Source excerpt →
##########
Aaron Massey, Brian Hastings Call Out Dwyte Pilgrim over Alleged Bad Debt
There’s no doubt that playing live poker for a living is a high-risk profession, with the highest ranks of the “public” tournament scene populated by players significantly less financial solvent than appearances might suggest. The latest example? Allegations by Aaron Massey and other touring pros that New York poker pro Dwyte Pilgrim has reneged on debts.
Massey called out Pilgrim as part of an interview and follow-up that appeared at PokerNews earlier this week, even though that was only the second part of an onslaught on Pilgrim’s alleged no-repay practices. The start of the public callout actually began in mid-October, when high-stakes player Brian Hastings accused Pilgrim of not paying Hastings his share of a four-way chop earned by Pilgrim at a smallish Parx Casino event; Hastings had backed Pilgrim into that and several other recent tourneys.
That in turn triggered a related tale from Massey, who at the end of 2012 and early in 2013 went quite public with a large Player of the Year (POY) prop bet he had just made with Pilgrim, for the upcoming year’s POY chase. Massey appears to have won that bet, placing higher on the year’s POY boards, but alleged that Pilgrim never paid what he owed on the bet, which amounted to about $7,500.
##########
Problem to work on → Repeat this passage from the poker debt article word for word, starting with "Massey called out" and going on through "other recent tourneys.".

Material →
##########
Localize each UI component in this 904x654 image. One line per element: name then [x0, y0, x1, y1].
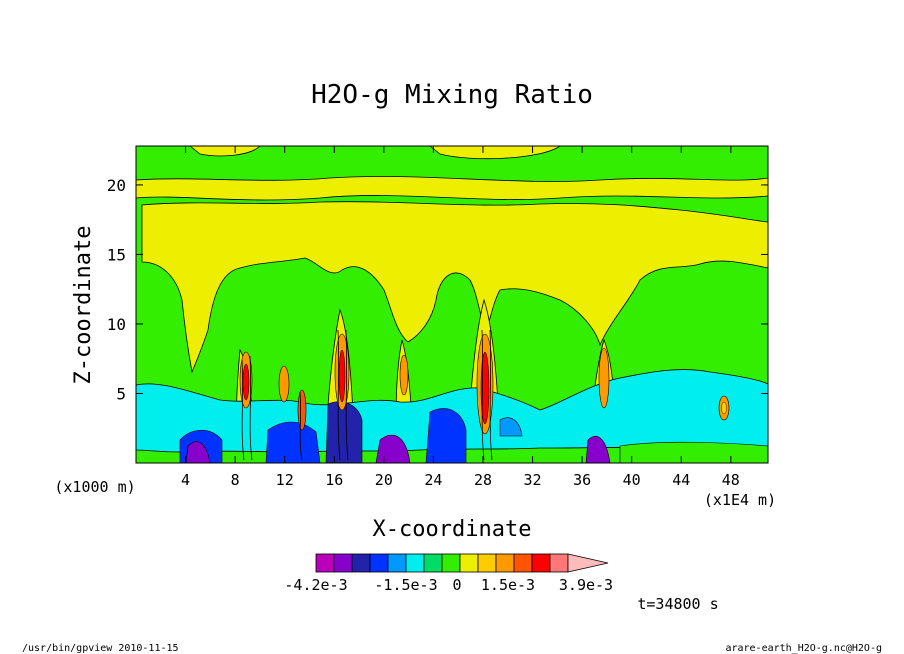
##########
Task response →
Massey called out Pilgrim as part of an interview and follow-up that appeared at PokerNews earlier this week, even though that was only the second part of an onslaught on Pilgrim’s alleged no-repay practices. The start of the public callout actually began in mid-October, when high-stakes player Brian Hastings accused Pilgrim of not paying Hastings his share of a four-way chop earned by Pilgrim at a smallish Parx Casino event; Hastings had backed Pilgrim into that and several other recent tourneys.